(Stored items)
((
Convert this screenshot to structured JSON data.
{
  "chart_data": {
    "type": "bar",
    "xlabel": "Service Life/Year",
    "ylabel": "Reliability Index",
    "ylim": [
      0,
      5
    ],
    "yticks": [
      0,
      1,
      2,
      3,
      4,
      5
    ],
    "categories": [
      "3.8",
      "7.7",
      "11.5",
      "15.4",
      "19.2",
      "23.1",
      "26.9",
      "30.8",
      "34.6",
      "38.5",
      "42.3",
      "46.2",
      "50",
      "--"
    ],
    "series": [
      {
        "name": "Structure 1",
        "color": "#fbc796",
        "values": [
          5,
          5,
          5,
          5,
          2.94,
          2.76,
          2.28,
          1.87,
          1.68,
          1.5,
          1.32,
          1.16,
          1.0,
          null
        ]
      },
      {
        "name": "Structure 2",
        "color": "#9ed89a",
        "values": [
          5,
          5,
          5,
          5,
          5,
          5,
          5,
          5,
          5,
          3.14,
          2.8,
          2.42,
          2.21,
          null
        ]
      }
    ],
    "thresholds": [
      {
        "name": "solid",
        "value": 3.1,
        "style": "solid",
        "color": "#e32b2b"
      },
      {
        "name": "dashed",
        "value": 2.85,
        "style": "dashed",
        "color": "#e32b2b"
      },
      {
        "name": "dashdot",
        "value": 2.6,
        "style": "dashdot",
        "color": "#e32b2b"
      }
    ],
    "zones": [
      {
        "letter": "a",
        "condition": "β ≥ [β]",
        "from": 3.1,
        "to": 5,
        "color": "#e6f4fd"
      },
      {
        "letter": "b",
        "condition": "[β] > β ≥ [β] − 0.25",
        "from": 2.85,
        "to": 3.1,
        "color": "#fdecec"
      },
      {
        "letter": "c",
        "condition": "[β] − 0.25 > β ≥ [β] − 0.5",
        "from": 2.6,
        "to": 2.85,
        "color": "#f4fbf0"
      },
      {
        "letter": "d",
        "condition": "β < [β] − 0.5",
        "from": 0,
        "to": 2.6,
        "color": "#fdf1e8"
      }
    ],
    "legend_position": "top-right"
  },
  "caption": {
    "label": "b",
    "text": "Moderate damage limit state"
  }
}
))
=== Exercise task ===
Make a copy of each line that contains the string "condition".

=== Task output ===
        "condition": "β ≥ [β]",
        "condition": "[β] > β ≥ [β] − 0.25",
        "condition": "[β] − 0.25 > β ≥ [β] − 0.5",
        "condition": "β < [β] − 0.5",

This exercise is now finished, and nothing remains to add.